▸ Required task:
Lines before the one containing "Decode this image" are excluded; reproduce that line and all lines after it in the entries below, exactly.

▸ Input for this task:
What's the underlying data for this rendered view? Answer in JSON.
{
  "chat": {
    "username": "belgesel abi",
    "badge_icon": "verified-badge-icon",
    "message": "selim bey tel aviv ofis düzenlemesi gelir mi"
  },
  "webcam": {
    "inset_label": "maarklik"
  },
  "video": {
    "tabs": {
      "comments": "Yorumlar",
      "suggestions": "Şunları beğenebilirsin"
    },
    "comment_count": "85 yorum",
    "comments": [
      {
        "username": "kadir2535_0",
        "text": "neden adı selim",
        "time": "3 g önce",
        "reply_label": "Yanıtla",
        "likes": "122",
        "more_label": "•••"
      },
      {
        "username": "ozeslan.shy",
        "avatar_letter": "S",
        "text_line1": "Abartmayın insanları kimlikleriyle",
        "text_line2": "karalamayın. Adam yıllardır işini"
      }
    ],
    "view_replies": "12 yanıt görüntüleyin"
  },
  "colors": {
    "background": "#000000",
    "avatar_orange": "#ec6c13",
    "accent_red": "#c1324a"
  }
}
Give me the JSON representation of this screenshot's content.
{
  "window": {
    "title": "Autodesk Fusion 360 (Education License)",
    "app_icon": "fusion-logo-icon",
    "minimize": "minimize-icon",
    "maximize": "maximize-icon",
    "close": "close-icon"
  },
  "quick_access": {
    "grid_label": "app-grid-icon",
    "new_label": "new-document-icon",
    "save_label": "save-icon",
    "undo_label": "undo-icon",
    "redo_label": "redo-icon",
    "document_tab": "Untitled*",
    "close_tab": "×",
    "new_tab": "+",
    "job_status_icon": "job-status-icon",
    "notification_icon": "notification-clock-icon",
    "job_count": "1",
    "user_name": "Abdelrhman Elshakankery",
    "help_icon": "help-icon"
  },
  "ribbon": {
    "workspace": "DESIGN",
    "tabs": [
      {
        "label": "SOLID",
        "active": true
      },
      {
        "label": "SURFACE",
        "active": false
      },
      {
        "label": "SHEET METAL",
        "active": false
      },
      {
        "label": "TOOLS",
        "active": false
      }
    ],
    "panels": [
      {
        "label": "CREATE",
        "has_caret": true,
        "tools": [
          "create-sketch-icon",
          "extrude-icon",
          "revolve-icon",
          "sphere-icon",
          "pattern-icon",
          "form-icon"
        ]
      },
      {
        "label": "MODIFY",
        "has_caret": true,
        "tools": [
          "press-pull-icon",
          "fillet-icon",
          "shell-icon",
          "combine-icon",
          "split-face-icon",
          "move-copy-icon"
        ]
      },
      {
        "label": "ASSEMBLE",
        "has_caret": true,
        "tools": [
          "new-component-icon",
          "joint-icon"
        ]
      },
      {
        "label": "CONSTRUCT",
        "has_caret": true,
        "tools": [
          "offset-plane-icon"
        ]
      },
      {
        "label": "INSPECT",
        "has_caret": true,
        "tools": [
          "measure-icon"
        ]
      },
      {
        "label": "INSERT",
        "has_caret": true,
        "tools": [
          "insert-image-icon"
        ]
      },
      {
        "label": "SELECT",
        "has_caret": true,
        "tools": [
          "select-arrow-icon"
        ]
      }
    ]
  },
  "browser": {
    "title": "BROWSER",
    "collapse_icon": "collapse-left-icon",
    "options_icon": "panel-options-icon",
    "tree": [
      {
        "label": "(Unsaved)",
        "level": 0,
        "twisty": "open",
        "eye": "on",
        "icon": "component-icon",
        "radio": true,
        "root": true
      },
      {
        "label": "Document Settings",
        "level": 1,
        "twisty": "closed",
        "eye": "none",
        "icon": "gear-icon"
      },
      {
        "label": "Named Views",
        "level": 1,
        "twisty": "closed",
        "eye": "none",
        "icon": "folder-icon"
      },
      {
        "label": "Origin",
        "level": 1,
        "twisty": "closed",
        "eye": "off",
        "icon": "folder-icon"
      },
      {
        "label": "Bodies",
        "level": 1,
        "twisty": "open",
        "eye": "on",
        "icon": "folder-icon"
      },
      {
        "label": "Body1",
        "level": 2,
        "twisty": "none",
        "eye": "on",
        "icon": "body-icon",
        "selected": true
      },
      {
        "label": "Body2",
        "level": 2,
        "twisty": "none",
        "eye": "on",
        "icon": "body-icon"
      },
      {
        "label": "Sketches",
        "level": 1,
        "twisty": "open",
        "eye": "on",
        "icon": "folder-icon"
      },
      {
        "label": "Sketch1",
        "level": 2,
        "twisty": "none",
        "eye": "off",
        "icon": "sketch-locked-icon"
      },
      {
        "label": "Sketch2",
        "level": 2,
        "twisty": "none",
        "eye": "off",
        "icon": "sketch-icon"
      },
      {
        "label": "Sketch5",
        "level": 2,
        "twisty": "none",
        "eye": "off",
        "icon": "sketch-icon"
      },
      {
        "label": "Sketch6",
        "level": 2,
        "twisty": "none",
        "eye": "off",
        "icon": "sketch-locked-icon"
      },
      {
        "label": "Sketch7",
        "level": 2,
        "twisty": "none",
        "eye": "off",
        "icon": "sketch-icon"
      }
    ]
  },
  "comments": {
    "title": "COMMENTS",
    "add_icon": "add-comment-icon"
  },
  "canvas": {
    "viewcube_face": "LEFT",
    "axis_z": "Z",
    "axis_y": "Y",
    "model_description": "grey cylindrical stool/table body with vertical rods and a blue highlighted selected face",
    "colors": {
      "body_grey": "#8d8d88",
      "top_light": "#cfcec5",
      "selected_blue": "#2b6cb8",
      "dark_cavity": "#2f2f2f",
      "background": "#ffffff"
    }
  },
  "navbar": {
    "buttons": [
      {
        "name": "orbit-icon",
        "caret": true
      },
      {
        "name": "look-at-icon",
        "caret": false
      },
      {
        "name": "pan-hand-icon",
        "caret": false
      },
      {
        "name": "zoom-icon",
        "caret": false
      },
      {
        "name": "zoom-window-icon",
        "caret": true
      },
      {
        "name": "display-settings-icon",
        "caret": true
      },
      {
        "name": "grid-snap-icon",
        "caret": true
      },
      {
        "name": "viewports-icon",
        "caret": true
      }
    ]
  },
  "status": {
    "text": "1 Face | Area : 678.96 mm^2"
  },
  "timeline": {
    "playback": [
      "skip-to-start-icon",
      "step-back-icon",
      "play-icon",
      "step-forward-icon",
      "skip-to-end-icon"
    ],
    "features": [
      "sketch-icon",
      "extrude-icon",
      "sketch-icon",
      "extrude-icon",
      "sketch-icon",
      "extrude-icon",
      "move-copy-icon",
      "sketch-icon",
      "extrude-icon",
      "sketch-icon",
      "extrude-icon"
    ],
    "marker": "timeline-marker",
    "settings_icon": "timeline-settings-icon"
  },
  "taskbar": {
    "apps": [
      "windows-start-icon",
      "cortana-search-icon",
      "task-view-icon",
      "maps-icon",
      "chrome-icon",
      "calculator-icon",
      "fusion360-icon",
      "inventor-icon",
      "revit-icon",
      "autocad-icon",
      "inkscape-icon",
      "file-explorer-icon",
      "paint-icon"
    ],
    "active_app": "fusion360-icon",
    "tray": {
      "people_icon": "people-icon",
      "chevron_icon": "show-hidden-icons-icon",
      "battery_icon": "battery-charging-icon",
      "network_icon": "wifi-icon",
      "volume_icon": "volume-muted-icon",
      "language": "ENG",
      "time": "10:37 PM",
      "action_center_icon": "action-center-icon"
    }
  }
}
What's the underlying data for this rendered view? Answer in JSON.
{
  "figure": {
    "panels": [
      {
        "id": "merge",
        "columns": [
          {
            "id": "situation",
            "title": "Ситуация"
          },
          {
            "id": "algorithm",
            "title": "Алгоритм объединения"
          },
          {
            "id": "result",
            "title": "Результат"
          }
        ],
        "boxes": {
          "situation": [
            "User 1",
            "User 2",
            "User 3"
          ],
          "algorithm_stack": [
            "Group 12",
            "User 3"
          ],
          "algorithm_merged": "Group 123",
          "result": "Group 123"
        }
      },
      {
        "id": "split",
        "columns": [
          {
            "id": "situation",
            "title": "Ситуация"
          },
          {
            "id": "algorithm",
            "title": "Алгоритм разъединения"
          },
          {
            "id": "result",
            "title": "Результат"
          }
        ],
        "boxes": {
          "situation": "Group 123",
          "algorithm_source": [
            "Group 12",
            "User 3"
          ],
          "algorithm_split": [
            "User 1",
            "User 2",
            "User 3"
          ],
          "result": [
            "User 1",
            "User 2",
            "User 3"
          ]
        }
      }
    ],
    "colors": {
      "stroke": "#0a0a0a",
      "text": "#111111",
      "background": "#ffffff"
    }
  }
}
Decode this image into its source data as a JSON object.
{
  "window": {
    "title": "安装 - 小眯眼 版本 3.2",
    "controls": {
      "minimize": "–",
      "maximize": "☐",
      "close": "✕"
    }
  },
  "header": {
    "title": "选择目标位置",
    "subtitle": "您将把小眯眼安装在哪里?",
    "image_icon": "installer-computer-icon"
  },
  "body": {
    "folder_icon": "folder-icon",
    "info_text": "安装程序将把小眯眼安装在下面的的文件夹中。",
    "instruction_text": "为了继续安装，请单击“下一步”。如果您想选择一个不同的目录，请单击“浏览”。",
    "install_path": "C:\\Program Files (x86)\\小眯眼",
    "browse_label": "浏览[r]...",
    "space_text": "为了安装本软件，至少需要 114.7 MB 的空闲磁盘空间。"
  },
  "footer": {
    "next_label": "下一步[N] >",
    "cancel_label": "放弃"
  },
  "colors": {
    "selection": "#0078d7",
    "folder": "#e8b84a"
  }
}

▸ Exercise output:
Decode this image into its source data as a JSON object.
{
  "window": {
    "title": "安装 - 小眯眼 版本 3.2",
    "controls": {
      "minimize": "–",
      "maximize": "☐",
      "close": "✕"
    }
  },
  "header": {
    "title": "选择目标位置",
    "subtitle": "您将把小眯眼安装在哪里?",
    "image_icon": "installer-computer-icon"
  },
  "body": {
    "folder_icon": "folder-icon",
    "info_text": "安装程序将把小眯眼安装在下面的的文件夹中。",
    "instruction_text": "为了继续安装，请单击“下一步”。如果您想选择一个不同的目录，请单击“浏览”。",
    "install_path": "C:\\Program Files (x86)\\小眯眼",
    "browse_label": "浏览[r]...",
    "space_text": "为了安装本软件，至少需要 114.7 MB 的空闲磁盘空间。"
  },
  "footer": {
    "next_label": "下一步[N] >",
    "cancel_label": "放弃"
  },
  "colors": {
    "selection": "#0078d7",
    "folder": "#e8b84a"
  }
}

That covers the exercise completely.